— Begin —
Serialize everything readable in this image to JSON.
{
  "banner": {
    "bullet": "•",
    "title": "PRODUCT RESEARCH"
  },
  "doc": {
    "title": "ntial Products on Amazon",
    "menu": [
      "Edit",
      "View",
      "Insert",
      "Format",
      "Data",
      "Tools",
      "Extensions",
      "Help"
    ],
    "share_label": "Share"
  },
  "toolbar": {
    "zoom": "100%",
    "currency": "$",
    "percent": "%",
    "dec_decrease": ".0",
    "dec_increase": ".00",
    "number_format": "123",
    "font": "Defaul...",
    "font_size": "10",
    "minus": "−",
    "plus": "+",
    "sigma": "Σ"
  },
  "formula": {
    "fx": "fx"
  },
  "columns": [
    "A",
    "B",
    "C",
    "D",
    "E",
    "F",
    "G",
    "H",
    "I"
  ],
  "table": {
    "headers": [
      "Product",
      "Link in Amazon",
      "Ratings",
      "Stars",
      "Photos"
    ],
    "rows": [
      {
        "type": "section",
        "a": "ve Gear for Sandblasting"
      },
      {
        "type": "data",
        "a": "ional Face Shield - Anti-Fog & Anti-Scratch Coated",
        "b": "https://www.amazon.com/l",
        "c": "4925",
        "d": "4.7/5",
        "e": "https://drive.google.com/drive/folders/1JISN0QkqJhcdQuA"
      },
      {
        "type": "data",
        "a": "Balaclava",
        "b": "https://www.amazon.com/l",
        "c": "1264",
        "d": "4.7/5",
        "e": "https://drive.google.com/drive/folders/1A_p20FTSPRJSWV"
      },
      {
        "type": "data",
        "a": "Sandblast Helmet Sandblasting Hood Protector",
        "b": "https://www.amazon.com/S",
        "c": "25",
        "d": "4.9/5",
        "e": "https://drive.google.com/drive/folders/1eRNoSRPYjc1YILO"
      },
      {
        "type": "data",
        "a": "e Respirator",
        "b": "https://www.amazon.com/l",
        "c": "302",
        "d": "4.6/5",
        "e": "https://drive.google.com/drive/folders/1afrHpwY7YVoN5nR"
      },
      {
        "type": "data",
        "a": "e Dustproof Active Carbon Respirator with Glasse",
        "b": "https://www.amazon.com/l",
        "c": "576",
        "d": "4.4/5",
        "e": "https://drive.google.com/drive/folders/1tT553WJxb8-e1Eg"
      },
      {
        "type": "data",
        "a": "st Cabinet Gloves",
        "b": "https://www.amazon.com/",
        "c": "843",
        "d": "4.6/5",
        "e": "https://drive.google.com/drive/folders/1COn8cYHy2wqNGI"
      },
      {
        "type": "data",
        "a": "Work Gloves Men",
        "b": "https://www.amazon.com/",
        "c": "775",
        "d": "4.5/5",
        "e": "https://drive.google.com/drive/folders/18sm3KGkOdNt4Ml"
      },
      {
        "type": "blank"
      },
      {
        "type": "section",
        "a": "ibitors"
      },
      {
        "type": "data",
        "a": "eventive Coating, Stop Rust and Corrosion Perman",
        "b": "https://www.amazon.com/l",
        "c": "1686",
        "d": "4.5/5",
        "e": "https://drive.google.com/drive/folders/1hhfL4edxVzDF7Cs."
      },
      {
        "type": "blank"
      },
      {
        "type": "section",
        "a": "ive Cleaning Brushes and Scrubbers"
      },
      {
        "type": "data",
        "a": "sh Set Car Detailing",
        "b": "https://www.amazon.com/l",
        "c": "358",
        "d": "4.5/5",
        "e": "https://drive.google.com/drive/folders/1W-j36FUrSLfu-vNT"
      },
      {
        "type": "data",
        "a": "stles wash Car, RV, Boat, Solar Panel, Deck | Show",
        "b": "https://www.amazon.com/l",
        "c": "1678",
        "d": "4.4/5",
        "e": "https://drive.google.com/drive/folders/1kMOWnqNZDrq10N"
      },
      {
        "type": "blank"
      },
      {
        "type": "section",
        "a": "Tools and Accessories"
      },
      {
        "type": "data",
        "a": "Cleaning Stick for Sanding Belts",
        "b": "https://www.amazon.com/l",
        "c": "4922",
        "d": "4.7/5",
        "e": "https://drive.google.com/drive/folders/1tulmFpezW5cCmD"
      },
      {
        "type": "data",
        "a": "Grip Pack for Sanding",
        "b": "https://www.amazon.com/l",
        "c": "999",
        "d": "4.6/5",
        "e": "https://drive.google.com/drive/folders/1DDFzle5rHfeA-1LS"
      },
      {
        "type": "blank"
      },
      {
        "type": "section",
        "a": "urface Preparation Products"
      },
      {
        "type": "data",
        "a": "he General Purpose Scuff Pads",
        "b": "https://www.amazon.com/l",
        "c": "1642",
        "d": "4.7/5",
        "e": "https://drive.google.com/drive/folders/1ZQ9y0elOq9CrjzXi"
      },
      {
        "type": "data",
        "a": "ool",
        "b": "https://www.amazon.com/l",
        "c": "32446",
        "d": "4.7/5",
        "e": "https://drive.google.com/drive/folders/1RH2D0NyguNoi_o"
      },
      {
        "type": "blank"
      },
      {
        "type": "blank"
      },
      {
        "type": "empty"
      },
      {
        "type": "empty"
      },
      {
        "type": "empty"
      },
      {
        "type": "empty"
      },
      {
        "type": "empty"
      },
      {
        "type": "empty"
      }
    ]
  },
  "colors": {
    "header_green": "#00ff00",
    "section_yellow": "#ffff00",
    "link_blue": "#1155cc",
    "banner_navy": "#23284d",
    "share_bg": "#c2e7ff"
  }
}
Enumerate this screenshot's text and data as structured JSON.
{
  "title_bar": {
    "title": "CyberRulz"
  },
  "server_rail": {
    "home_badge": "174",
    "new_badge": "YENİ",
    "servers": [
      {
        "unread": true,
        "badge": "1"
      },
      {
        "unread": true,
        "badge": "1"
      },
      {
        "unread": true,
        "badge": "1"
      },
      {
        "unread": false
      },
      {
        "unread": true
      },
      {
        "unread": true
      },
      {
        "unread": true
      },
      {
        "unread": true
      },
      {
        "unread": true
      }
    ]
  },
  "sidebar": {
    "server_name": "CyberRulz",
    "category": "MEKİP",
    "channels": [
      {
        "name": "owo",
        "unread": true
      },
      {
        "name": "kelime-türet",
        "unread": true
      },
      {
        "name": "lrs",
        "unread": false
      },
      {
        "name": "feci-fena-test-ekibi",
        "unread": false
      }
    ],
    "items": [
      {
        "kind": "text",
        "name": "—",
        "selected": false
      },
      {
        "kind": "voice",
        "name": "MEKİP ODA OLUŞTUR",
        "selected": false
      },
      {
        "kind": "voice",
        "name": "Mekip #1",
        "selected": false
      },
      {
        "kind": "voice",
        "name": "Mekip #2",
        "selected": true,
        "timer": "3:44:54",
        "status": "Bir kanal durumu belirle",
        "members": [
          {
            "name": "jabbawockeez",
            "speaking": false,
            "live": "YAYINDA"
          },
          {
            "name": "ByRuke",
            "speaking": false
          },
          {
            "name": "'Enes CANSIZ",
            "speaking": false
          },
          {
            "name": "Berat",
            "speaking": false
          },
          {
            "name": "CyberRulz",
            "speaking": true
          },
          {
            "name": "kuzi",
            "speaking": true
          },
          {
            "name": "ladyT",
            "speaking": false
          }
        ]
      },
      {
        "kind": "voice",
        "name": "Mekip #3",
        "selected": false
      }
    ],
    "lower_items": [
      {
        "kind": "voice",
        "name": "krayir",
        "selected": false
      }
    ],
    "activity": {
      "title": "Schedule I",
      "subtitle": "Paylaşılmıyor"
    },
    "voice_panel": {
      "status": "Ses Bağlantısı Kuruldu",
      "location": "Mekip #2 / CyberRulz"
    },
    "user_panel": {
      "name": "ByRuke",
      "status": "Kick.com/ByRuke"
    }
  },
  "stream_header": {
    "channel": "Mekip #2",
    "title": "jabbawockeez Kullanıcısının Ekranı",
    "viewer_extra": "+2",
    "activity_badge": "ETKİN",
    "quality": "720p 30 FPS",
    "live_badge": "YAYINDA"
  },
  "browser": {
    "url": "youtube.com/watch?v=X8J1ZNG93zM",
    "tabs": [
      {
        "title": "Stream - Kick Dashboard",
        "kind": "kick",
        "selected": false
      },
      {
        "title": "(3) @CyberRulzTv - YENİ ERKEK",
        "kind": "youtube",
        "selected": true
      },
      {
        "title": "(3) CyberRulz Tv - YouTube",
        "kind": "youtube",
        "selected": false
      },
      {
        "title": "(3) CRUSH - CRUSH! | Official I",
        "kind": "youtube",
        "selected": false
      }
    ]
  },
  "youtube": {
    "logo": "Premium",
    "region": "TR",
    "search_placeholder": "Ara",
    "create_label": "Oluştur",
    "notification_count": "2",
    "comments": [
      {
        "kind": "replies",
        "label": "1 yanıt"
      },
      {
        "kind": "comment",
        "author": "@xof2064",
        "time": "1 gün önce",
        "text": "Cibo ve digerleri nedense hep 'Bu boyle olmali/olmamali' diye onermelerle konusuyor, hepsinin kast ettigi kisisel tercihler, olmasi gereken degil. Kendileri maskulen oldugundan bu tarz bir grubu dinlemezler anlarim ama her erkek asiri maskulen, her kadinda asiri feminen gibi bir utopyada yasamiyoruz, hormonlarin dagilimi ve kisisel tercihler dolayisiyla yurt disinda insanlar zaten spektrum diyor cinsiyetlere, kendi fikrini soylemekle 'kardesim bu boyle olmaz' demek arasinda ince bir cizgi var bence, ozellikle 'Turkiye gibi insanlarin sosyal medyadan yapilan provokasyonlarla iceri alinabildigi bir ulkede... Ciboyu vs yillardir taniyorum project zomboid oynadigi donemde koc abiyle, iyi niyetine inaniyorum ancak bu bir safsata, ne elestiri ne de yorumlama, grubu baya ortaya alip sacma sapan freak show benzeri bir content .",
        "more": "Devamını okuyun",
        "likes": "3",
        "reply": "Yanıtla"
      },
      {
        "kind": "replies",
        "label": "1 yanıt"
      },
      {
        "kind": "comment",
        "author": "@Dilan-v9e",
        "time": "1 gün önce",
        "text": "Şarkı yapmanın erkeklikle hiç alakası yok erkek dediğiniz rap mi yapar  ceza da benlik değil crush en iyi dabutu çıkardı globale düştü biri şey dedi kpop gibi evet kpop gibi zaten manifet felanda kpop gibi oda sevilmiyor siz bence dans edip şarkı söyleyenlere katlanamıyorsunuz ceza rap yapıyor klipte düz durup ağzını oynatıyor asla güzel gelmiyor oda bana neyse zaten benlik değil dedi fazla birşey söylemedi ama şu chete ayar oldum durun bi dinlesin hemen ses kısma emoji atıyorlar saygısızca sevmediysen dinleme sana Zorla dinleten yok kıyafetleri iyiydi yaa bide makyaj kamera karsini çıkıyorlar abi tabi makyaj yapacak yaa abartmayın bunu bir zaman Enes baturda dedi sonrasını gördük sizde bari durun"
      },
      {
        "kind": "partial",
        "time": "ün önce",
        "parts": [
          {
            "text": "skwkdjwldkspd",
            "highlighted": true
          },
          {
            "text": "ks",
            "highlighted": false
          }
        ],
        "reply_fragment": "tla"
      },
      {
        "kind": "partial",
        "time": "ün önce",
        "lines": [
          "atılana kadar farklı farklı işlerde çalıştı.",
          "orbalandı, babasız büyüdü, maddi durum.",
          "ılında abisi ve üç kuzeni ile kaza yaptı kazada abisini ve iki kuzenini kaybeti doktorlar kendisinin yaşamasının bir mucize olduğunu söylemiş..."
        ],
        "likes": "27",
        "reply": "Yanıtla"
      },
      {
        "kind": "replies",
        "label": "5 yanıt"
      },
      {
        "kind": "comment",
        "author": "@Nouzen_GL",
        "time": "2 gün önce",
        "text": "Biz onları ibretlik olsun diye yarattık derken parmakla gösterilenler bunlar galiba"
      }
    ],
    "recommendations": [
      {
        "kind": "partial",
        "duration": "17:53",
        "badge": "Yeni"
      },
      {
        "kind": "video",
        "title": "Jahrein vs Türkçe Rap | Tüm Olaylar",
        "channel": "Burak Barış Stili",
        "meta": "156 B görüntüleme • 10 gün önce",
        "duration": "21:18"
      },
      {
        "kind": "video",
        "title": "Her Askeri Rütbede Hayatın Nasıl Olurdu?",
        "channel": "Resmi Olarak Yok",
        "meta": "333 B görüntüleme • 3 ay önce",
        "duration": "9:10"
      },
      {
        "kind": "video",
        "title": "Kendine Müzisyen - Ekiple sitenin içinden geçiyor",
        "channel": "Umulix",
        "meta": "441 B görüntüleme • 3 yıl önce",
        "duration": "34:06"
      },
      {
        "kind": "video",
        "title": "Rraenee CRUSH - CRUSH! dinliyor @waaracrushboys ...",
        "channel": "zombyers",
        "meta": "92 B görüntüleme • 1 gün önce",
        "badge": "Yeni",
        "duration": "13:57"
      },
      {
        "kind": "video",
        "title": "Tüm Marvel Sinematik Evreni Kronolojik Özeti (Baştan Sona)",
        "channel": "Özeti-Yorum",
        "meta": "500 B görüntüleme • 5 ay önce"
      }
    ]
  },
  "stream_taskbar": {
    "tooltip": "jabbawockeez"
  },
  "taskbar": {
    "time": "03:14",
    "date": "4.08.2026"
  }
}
— End —
**Task:** Whichever lines contain the string "ByRuke", select and copy them.

**Expected answer:**
            "name": "ByRuke",
      "name": "ByRuke",
      "status": "Kick.com/ByRuke"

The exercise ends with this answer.